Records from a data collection
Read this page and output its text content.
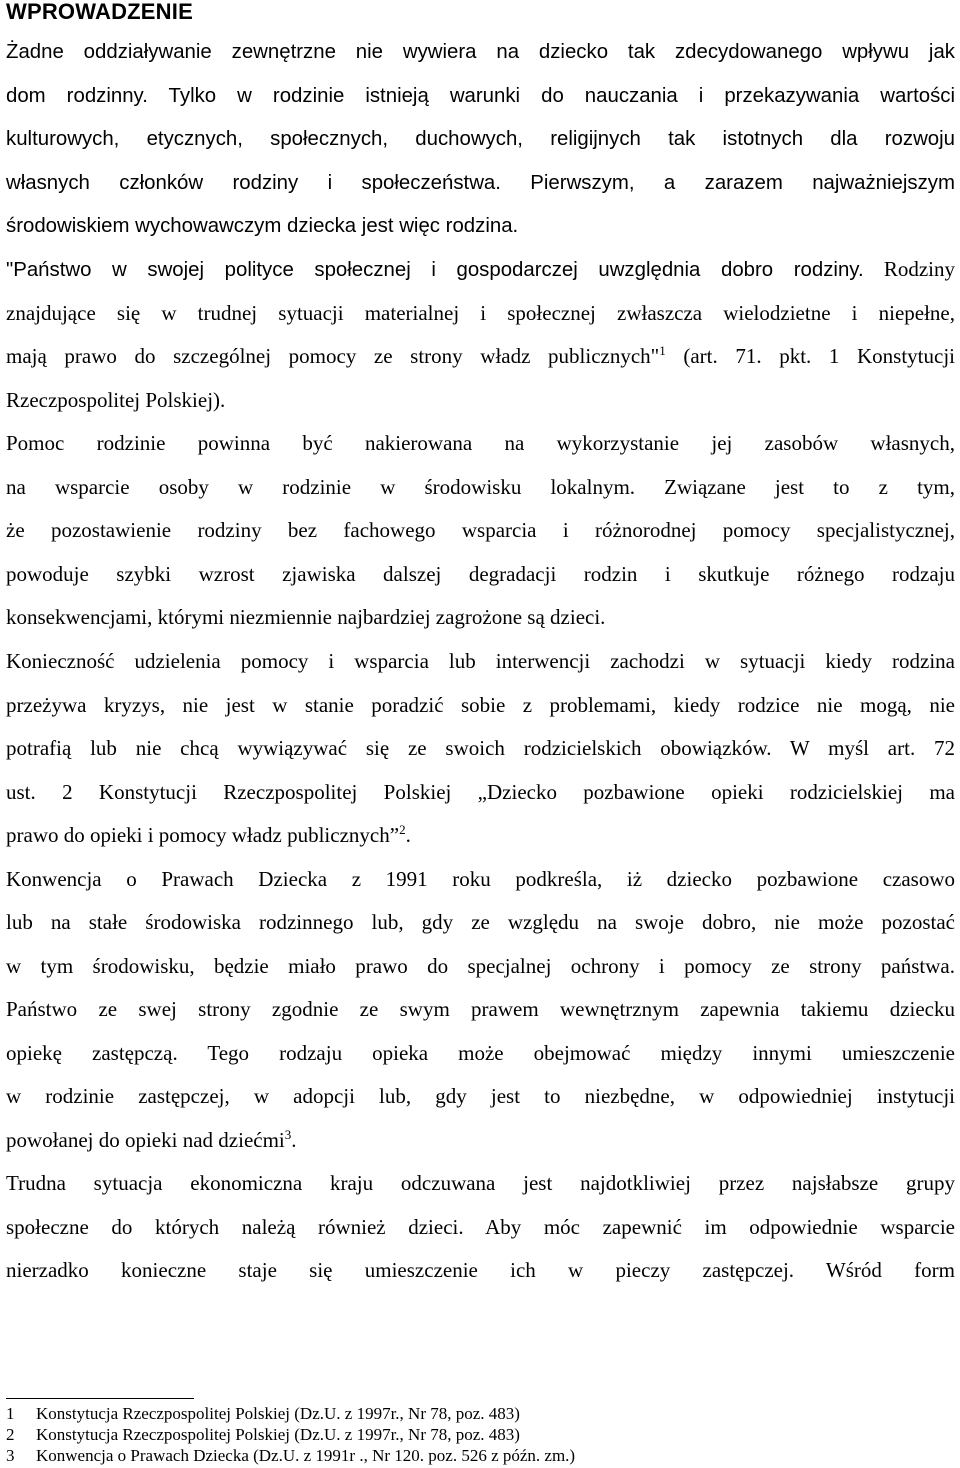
WPROWADZENIE
Żadne oddziaływanie zewnętrzne nie wywiera na dziecko tak zdecydowanego wpływu jak
dom rodzinny. Tylko w rodzinie istnieją warunki do nauczania i przekazywania wartości
kulturowych, etycznych, społecznych, duchowych, religijnych tak istotnych dla rozwoju
własnych członków rodziny i społeczeństwa. Pierwszym, a zarazem najważniejszym
środowiskiem wychowawczym dziecka jest więc rodzina.
"Państwo w swojej polityce społecznej i gospodarczej uwzględnia dobro rodziny. Rodziny
znajdujące się w trudnej sytuacji materialnej i społecznej zwłaszcza wielodzietne i niepełne,
mają prawo do szczególnej pomocy ze strony władz publicznych"$^1$ (art. 71. pkt. 1 Konstytucji
Rzeczpospolitej Polskiej).
Pomoc rodzinie powinna być nakierowana na wykorzystanie jej zasobów własnych,
na wsparcie osoby w rodzinie w środowisku lokalnym. Związane jest to z tym,
że pozostawienie rodziny bez fachowego wsparcia i różnorodnej pomocy specjalistycznej,
powoduje szybki wzrost zjawiska dalszej degradacji rodzin i skutkuje różnego rodzaju
konsekwencjami, którymi niezmiennie najbardziej zagrożone są dzieci.
Konieczność udzielenia pomocy i wsparcia lub interwencji zachodzi w sytuacji kiedy rodzina
przeżywa kryzys, nie jest w stanie poradzić sobie z problemami, kiedy rodzice nie mogą, nie
potrafią lub nie chcą wywiązywać się ze swoich rodzicielskich obowiązków. W myśl art. 72
ust. 2 Konstytucji Rzeczpospolitej Polskiej „Dziecko pozbawione opieki rodzicielskiej ma
prawo do opieki i pomocy władz publicznych”$^2$.
Konwencja o Prawach Dziecka z 1991 roku podkreśla, iż dziecko pozbawione czasowo
lub na stałe środowiska rodzinnego lub, gdy ze względu na swoje dobro, nie może pozostać
w tym środowisku, będzie miało prawo do specjalnej ochrony i pomocy ze strony państwa.
Państwo ze swej strony zgodnie ze swym prawem wewnętrznym zapewnia takiemu dziecku
opiekę zastępczą. Tego rodzaju opieka może obejmować między innymi umieszczenie
w rodzinie zastępczej, w adopcji lub, gdy jest to niezbędne, w odpowiedniej instytucji
powołanej do opieki nad dziećmi$^3$.
Trudna sytuacja ekonomiczna kraju odczuwana jest najdotkliwiej przez najsłabsze grupy
społeczne do których należą również dzieci. Aby móc zapewnić im odpowiednie wsparcie
nierzadko konieczne staje się umieszczenie ich w pieczy zastępczej. Wśród form
1 Konstytucja Rzeczpospolitej Polskiej (Dz.U. z 1997r., Nr 78, poz. 483)
2 Konstytucja Rzeczpospolitej Polskiej (Dz.U. z 1997r., Nr 78, poz. 483)
3 Konwencja o Prawach Dziecka (Dz.U. z 1991r ., Nr 120. poz. 526 z późn. zm.)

### PROBLEM TO SOLVE
Print out every entry above without changing a word, and leave out the pictures.

### SOLVED EXERCISE
Read this page and output its text content.
WPROWADZENIE
Żadne oddziaływanie zewnętrzne nie wywiera na dziecko tak zdecydowanego wpływu jak
dom rodzinny. Tylko w rodzinie istnieją warunki do nauczania i przekazywania wartości
kulturowych, etycznych, społecznych, duchowych, religijnych tak istotnych dla rozwoju
własnych członków rodziny i społeczeństwa. Pierwszym, a zarazem najważniejszym
środowiskiem wychowawczym dziecka jest więc rodzina.
"Państwo w swojej polityce społecznej i gospodarczej uwzględnia dobro rodziny. Rodziny
znajdujące się w trudnej sytuacji materialnej i społecznej zwłaszcza wielodzietne i niepełne,
mają prawo do szczególnej pomocy ze strony władz publicznych"$^1$ (art. 71. pkt. 1 Konstytucji
Rzeczpospolitej Polskiej).
Pomoc rodzinie powinna być nakierowana na wykorzystanie jej zasobów własnych,
na wsparcie osoby w rodzinie w środowisku lokalnym. Związane jest to z tym,
że pozostawienie rodziny bez fachowego wsparcia i różnorodnej pomocy specjalistycznej,
powoduje szybki wzrost zjawiska dalszej degradacji rodzin i skutkuje różnego rodzaju
konsekwencjami, którymi niezmiennie najbardziej zagrożone są dzieci.
Konieczność udzielenia pomocy i wsparcia lub interwencji zachodzi w sytuacji kiedy rodzina
przeżywa kryzys, nie jest w stanie poradzić sobie z problemami, kiedy rodzice nie mogą, nie
potrafią lub nie chcą wywiązywać się ze swoich rodzicielskich obowiązków. W myśl art. 72
ust. 2 Konstytucji Rzeczpospolitej Polskiej „Dziecko pozbawione opieki rodzicielskiej ma
prawo do opieki i pomocy władz publicznych”$^2$.
Konwencja o Prawach Dziecka z 1991 roku podkreśla, iż dziecko pozbawione czasowo
lub na stałe środowiska rodzinnego lub, gdy ze względu na swoje dobro, nie może pozostać
w tym środowisku, będzie miało prawo do specjalnej ochrony i pomocy ze strony państwa.
Państwo ze swej strony zgodnie ze swym prawem wewnętrznym zapewnia takiemu dziecku
opiekę zastępczą. Tego rodzaju opieka może obejmować między innymi umieszczenie
w rodzinie zastępczej, w adopcji lub, gdy jest to niezbędne, w odpowiedniej instytucji
powołanej do opieki nad dziećmi$^3$.
Trudna sytuacja ekonomiczna kraju odczuwana jest najdotkliwiej przez najsłabsze grupy
społeczne do których należą również dzieci. Aby móc zapewnić im odpowiednie wsparcie
nierzadko konieczne staje się umieszczenie ich w pieczy zastępczej. Wśród form
1 Konstytucja Rzeczpospolitej Polskiej (Dz.U. z 1997r., Nr 78, poz. 483)
2 Konstytucja Rzeczpospolitej Polskiej (Dz.U. z 1997r., Nr 78, poz. 483)
3 Konwencja o Prawach Dziecka (Dz.U. z 1991r ., Nr 120. poz. 526 z późn. zm.)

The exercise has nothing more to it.